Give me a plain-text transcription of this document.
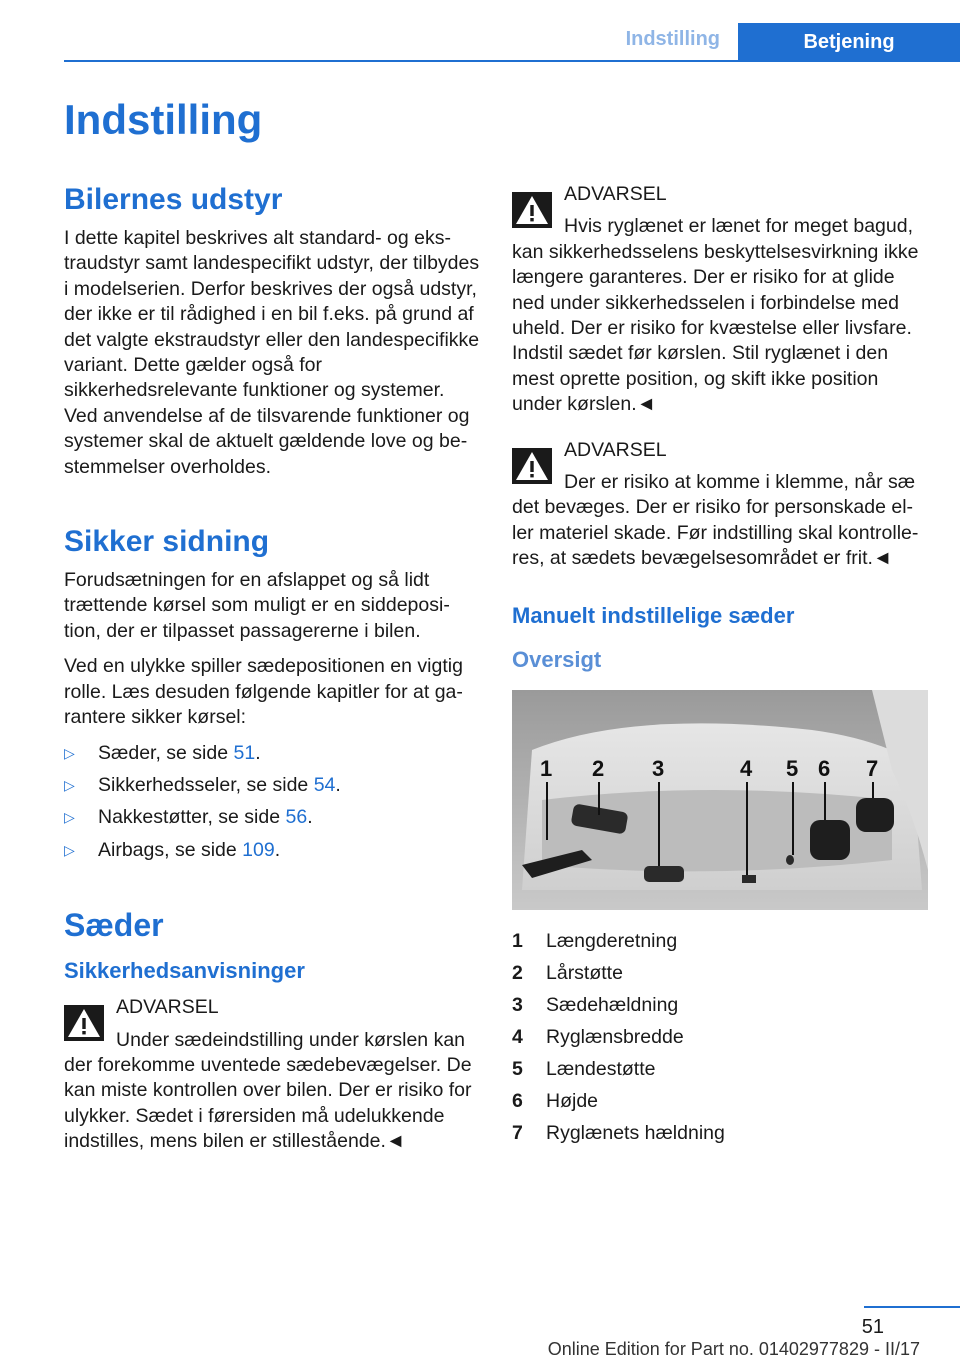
Indstilling	Betjening
Indstilling
Bilernes udstyr

I dette kapitel beskrives alt standard- og ekstraudstyr samt landespecifikt udstyr, der tilbydes i modelserien. Derfor beskrives der også udstyr, der ikke er til rådighed i en bil f.eks. på grund af det valgte ekstraudstyr eller den landespecifikke variant. Dette gælder også for sikkerhedsrelevante funktioner og systemer. Ved anvendelse af de tilsvarende funktioner og systemer skal de aktuelt gældende love og bestemmelser overholdes.

Sikker sidning

Forudsætningen for en afslappet og så lidt trættende kørsel som muligt er en siddeposition, der er tilpasset passagererne i bilen.

Ved en ulykke spiller sædepositionen en vigtig rolle. Læs desuden følgende kapitler for at garantere sikker kørsel:

▷ Sæder, se side 51.
▷ Sikkerhedsseler, se side 54.
▷ Nakkestøtter, se side 56.
▷ Airbags, se side 109.
Sæder
Sikkerhedsanvisninger
ADVARSEL
Under sædeindstilling under kørslen kan
der forekomme uventede sædebevægelser. De kan miste kontrollen over bilen. Der er risiko for ulykker. Sædet i førersiden må udelukkende indstilles, mens bilen er stillestående.◄
ADVARSEL
Hvis ryglænet er lænet for meget bagud,
kan sikkerhedsselens beskyttelsesvirkning ikke længere garanteres. Der er risiko for at glide ned under sikkerhedsselen i forbindelse med uheld. Der er risiko for kvæstelse eller livsfare. Indstil sædet før kørslen. Stil ryglænet i den mest oprette position, og skift ikke position under kørslen.◄
ADVARSEL
Der er risiko at komme i klemme, når sæ
det bevæges. Der er risiko for personskade eller materiel skade. Før indstilling skal kontrolleres, at sædets bevægelsesområdet er frit.◄
Manuelt indstillelige sæder
Oversigt
1 2 3	4 5 6 7
1 Længderetning
2 Lårstøtte
3 Sædehældning
4 Ryglænsbredde
5 Lændestøtte
6 Højde
7 Ryglænets hældning
51
Online Edition for Part no. 01402977829 - II/17
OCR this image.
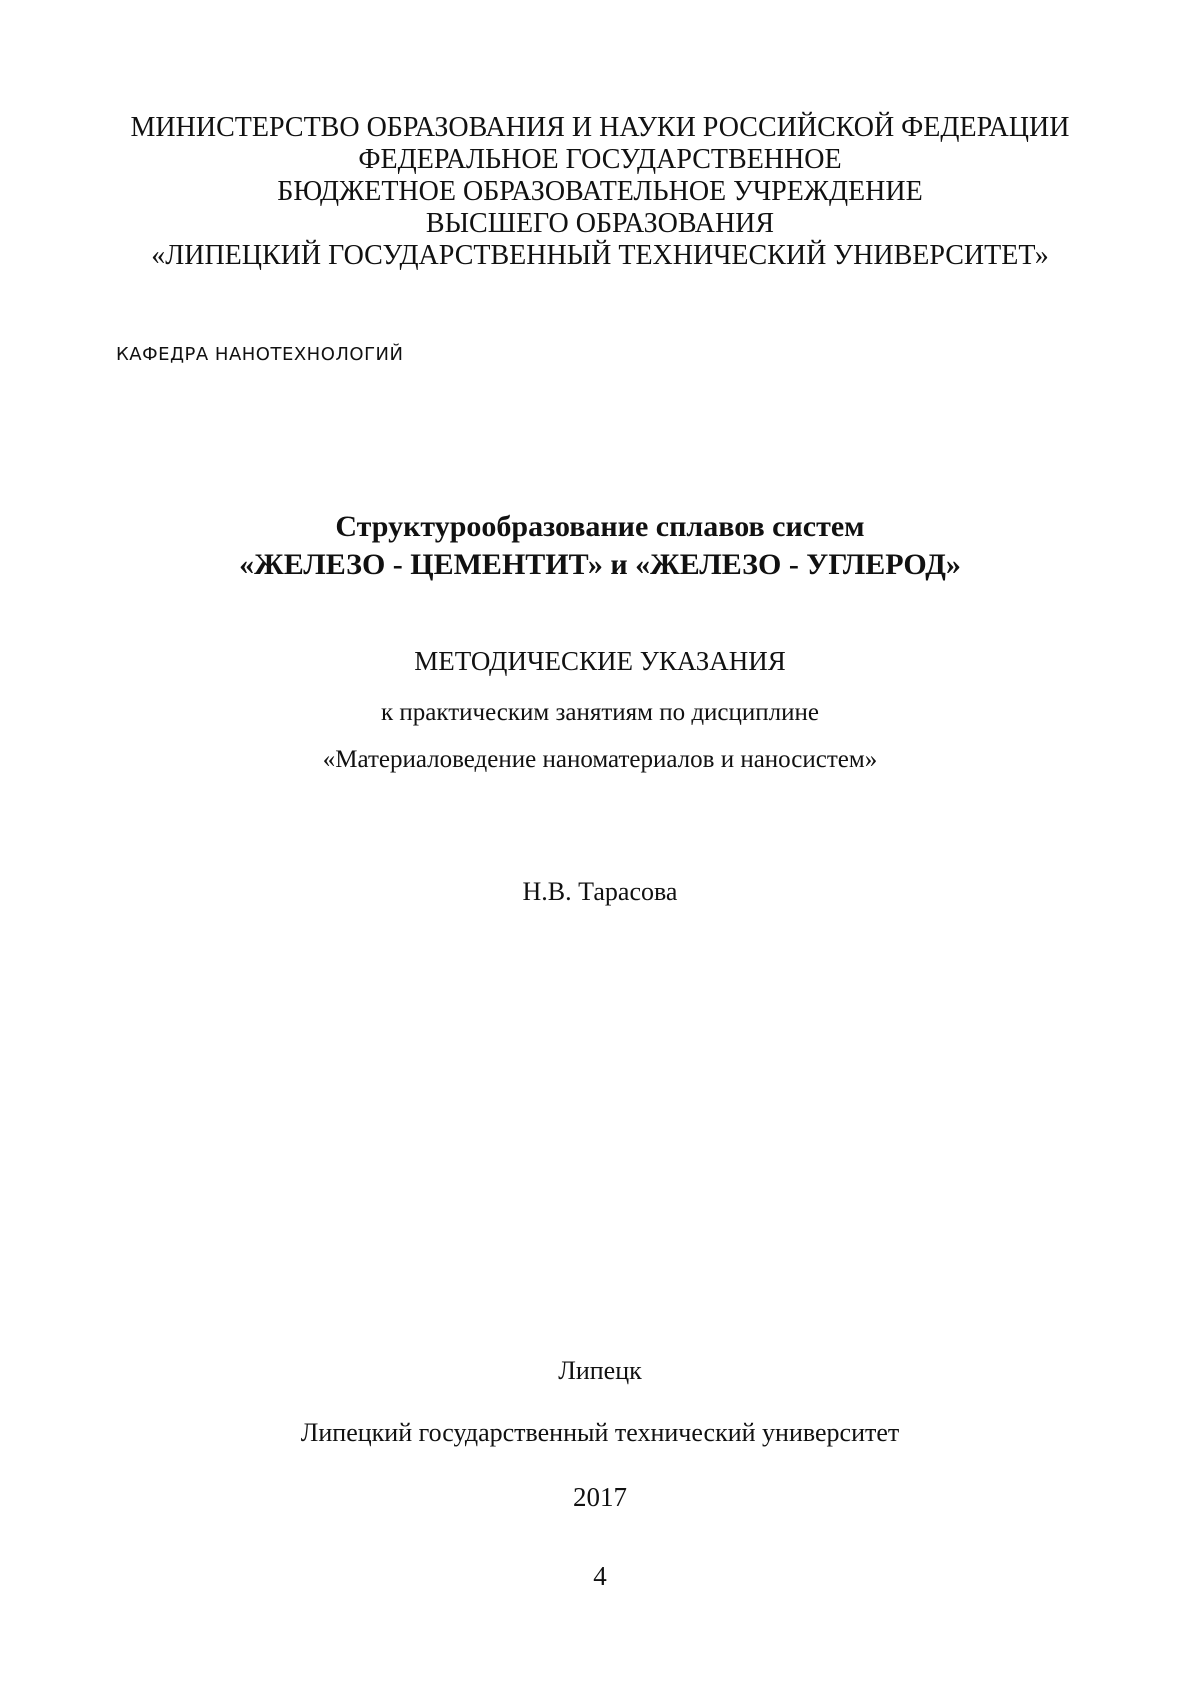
МИНИСТЕРСТВО ОБРАЗОВАНИЯ И НАУКИ РОССИЙСКОЙ ФЕДЕРАЦИИ
ФЕДЕРАЛЬНОЕ ГОСУДАРСТВЕННОЕ
БЮДЖЕТНОЕ ОБРАЗОВАТЕЛЬНОЕ УЧРЕЖДЕНИЕ
ВЫСШЕГО ОБРАЗОВАНИЯ
«ЛИПЕЦКИЙ ГОСУДАРСТВЕННЫЙ ТЕХНИЧЕСКИЙ УНИВЕРСИТЕТ»
КАФЕДРА НАНОТЕХНОЛОГИЙ
Структурообразование сплавов систем
«ЖЕЛЕЗО - ЦЕМЕНТИТ» и «ЖЕЛЕЗО - УГЛЕРОД»
МЕТОДИЧЕСКИЕ УКАЗАНИЯ
к практическим занятиям по дисциплине
«Материаловедение наноматериалов и наносистем»
Н.В. Тарасова
Липецк
Липецкий государственный технический университет
2017
4
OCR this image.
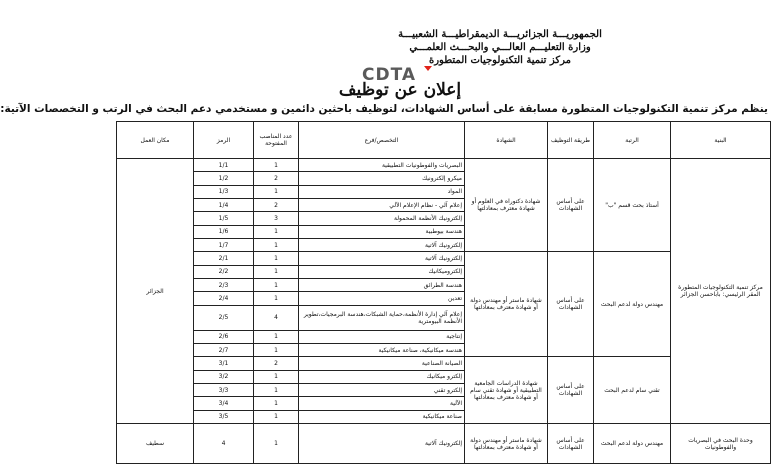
الجمهوريـــة الجزائريـــة الديمقراطيـــة الشعبيـــة
وزارة التعليـــم العالـــي والبحـــث العلمـــي
مركز تنمية التكنولوجيات المتطورة
CDTA
إعلان عن توظيف
ينظم مركز تنمية التكنولوجيات المتطورة مسابقة على أساس الشهادات، لتوظيف باحثين دائمين و مستخدمي دعم البحث في الرتب و التخصصات الآتية:
البنية	الرتبة	طريقة التوظيف	الشهادة	التخصص/فرع	عدد المناصب المفتوحة	الرمز	مكان العمل
مركز تنمية التكنولوجيات المتطورة المقر الرئيسي: باباحسن الجزائر	أستاذ بحث قسم "ب"	على أساس الشهادات	شهادة دكتوراه في العلوم أو شهادة معترف بمعادلتها	البصريات والفوطونيات التطبيقية	1	1/1	الجزائر
				ميكرو إلكترونيك	2	1/2	
				المواد	1	1/3	
				إعلام آلي - نظام الإعلام الآلي	2	1/4	
				إلكترونيك الأنظمة المحمولة	3	1/5	
				هندسة بيوطبية	1	1/6	
				إلكترونيك آلاتية	1	1/7	
	مهندس دولة لدعم البحث	على أساس الشهادات	شهادة ماستر أو مهندس دولة أو شهادة معترف بمعادلتها	إلكترونيك آلاتية	1	2/1	
				إلكتروميكانيك	1	2/2	
				هندسة الطرائق	1	2/3	
				تعدين	1	2/4	
				إعلام آلي إدارة الأنظمة،حماية الشبكات،هندسة البرمجيات،تطوير الأنظمة البيومترية	4	2/5	
				إنتاجية	1	2/6	
				هندسة ميكانيكية، صناعة ميكانيكية	1	2/7	
	تقني سام لدعم البحث	على أساس الشهادات	شهادة الدراسات الجامعية التطبيقية أو شهادة تقني سام أو شهادة معترف بمعادلتها	الصيانة الصناعية	2	3/1	
				إلكترو ميكانيك	1	3/2	
				إلكترو تقني	1	3/3	
				الآلية	1	3/4	
				صناعة ميكانيكية	1	3/5	
وحدة البحث في البصريات والفوطونيات	مهندس دولة لدعم البحث	على أساس الشهادات	شهادة ماستر أو مهندس دولة أو شهادة معترف بمعادلتها	إلكترونيك آلاتية	1	4	سطيف
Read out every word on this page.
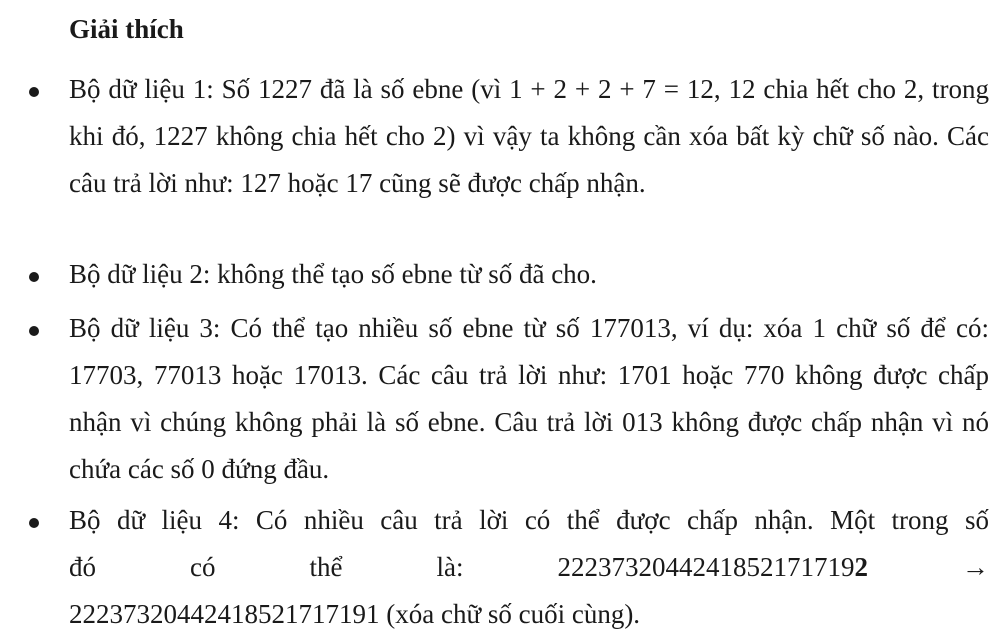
Giải thích
Bộ dữ liệu 1: Số 1227 đã là số ebne (vì 1 + 2 + 2 + 7 = 12, 12 chia hết cho 2, trong khi đó, 1227 không chia hết cho 2) vì vậy ta không cần xóa bất kỳ chữ số nào. Các câu trả lời như: 127 hoặc 17 cũng sẽ được chấp nhận.
Bộ dữ liệu 2: không thể tạo số ebne từ số đã cho.
Bộ dữ liệu 3: Có thể tạo nhiều số ebne từ số 177013, ví dụ: xóa 1 chữ số để có: 17703, 77013 hoặc 17013. Các câu trả lời như: 1701 hoặc 770 không được chấp nhận vì chúng không phải là số ebne. Câu trả lời 013 không được chấp nhận vì nó chứa các số 0 đứng đầu.
Bộ dữ liệu 4: Có nhiều câu trả lời có thể được chấp nhận. Một trong số
đó	có	thể	là:	22237320442418521717192	→
22237320442418521717191 (xóa chữ số cuối cùng).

Task to carry out:
Repeat the records word for word. Any picture in them should be left out.

Expected answer:
Give me a plain-text transcription of this document.
Indstilling	Betjening
Indstilling
Bilernes udstyr

I dette kapitel beskrives alt standard- og ekstraudstyr samt landespecifikt udstyr, der tilbydes i modelserien. Derfor beskrives der også udstyr, der ikke er til rådighed i en bil f.eks. på grund af det valgte ekstraudstyr eller den landespecifikke variant. Dette gælder også for sikkerhedsrelevante funktioner og systemer. Ved anvendelse af de tilsvarende funktioner og systemer skal de aktuelt gældende love og bestemmelser overholdes.

Sikker sidning

Forudsætningen for en afslappet og så lidt trættende kørsel som muligt er en siddeposition, der er tilpasset passagererne i bilen.

Ved en ulykke spiller sædepositionen en vigtig rolle. Læs desuden følgende kapitler for at garantere sikker kørsel:

▷ Sæder, se side 51.
▷ Sikkerhedsseler, se side 54.
▷ Nakkestøtter, se side 56.
▷ Airbags, se side 109.
Sæder
Sikkerhedsanvisninger
ADVARSEL
Under sædeindstilling under kørslen kan
der forekomme uventede sædebevægelser. De kan miste kontrollen over bilen. Der er risiko for ulykker. Sædet i førersiden må udelukkende indstilles, mens bilen er stillestående.◄
ADVARSEL
Hvis ryglænet er lænet for meget bagud,
kan sikkerhedsselens beskyttelsesvirkning ikke længere garanteres. Der er risiko for at glide ned under sikkerhedsselen i forbindelse med uheld. Der er risiko for kvæstelse eller livsfare. Indstil sædet før kørslen. Stil ryglænet i den mest oprette position, og skift ikke position under kørslen.◄
ADVARSEL
Der er risiko at komme i klemme, når sæ
det bevæges. Der er risiko for personskade eller materiel skade. Før indstilling skal kontrolleres, at sædets bevægelsesområdet er frit.◄
Manuelt indstillelige sæder
Oversigt
1 2 3	4 5 6 7
1 Længderetning
2 Lårstøtte
3 Sædehældning
4 Ryglænsbredde
5 Lændestøtte
6 Højde
7 Ryglænets hældning
51
Online Edition for Part no. 01402977829 - II/17
OCR this image.
МИНИСТЕРСТВО ОБРАЗОВАНИЯ И НАУКИ РОССИЙСКОЙ ФЕДЕРАЦИИ
ФЕДЕРАЛЬНОЕ ГОСУДАРСТВЕННОЕ
БЮДЖЕТНОЕ ОБРАЗОВАТЕЛЬНОЕ УЧРЕЖДЕНИЕ
ВЫСШЕГО ОБРАЗОВАНИЯ
«ЛИПЕЦКИЙ ГОСУДАРСТВЕННЫЙ ТЕХНИЧЕСКИЙ УНИВЕРСИТЕТ»
КАФЕДРА НАНОТЕХНОЛОГИЙ
Структурообразование сплавов систем
«ЖЕЛЕЗО - ЦЕМЕНТИТ» и «ЖЕЛЕЗО - УГЛЕРОД»
МЕТОДИЧЕСКИЕ УКАЗАНИЯ
к практическим занятиям по дисциплине
«Материаловедение наноматериалов и наносистем»
Н.В. Тарасова
Липецк
Липецкий государственный технический университет
2017
4
OCR this image.
الجمهوريـــة الجزائريـــة الديمقراطيـــة الشعبيـــة
وزارة التعليـــم العالـــي والبحـــث العلمـــي
مركز تنمية التكنولوجيات المتطورة
CDTA
إعلان عن توظيف
ينظم مركز تنمية التكنولوجيات المتطورة مسابقة على أساس الشهادات، لتوظيف باحثين دائمين و مستخدمي دعم البحث في الرتب و التخصصات الآتية:
البنية	الرتبة	طريقة التوظيف	الشهادة	التخصص/فرع	عدد المناصب المفتوحة	الرمز	مكان العمل
مركز تنمية التكنولوجيات المتطورة المقر الرئيسي: باباحسن الجزائر	أستاذ بحث قسم "ب"	على أساس الشهادات	شهادة دكتوراه في العلوم أو شهادة معترف بمعادلتها	البصريات والفوطونيات التطبيقية	1	1/1	الجزائر
				ميكرو إلكترونيك	2	1/2	
				المواد	1	1/3	
				إعلام آلي - نظام الإعلام الآلي	2	1/4	
				إلكترونيك الأنظمة المحمولة	3	1/5	
				هندسة بيوطبية	1	1/6	
				إلكترونيك آلاتية	1	1/7	
	مهندس دولة لدعم البحث	على أساس الشهادات	شهادة ماستر أو مهندس دولة أو شهادة معترف بمعادلتها	إلكترونيك آلاتية	1	2/1	
				إلكتروميكانيك	1	2/2	
				هندسة الطرائق	1	2/3	
				تعدين	1	2/4	
				إعلام آلي إدارة الأنظمة،حماية الشبكات،هندسة البرمجيات،تطوير الأنظمة البيومترية	4	2/5	
				إنتاجية	1	2/6	
				هندسة ميكانيكية، صناعة ميكانيكية	1	2/7	
	تقني سام لدعم البحث	على أساس الشهادات	شهادة الدراسات الجامعية التطبيقية أو شهادة تقني سام أو شهادة معترف بمعادلتها	الصيانة الصناعية	2	3/1	
				إلكترو ميكانيك	1	3/2	
				إلكترو تقني	1	3/3	
				الآلية	1	3/4	
				صناعة ميكانيكية	1	3/5	
وحدة البحث في البصريات والفوطونيات	مهندس دولة لدعم البحث	على أساس الشهادات	شهادة ماستر أو مهندس دولة أو شهادة معترف بمعادلتها	إلكترونيك آلاتية	1	4	سطيف
Read out every word on this page.
Giải thích
Bộ dữ liệu 1: Số 1227 đã là số ebne (vì 1 + 2 + 2 + 7 = 12, 12 chia hết cho 2, trong khi đó, 1227 không chia hết cho 2) vì vậy ta không cần xóa bất kỳ chữ số nào. Các câu trả lời như: 127 hoặc 17 cũng sẽ được chấp nhận.
Bộ dữ liệu 2: không thể tạo số ebne từ số đã cho.
Bộ dữ liệu 3: Có thể tạo nhiều số ebne từ số 177013, ví dụ: xóa 1 chữ số để có: 17703, 77013 hoặc 17013. Các câu trả lời như: 1701 hoặc 770 không được chấp nhận vì chúng không phải là số ebne. Câu trả lời 013 không được chấp nhận vì nó chứa các số 0 đứng đầu.
Bộ dữ liệu 4: Có nhiều câu trả lời có thể được chấp nhận. Một trong số
đó	có	thể	là:	22237320442418521717192	→
22237320442418521717191 (xóa chữ số cuối cùng).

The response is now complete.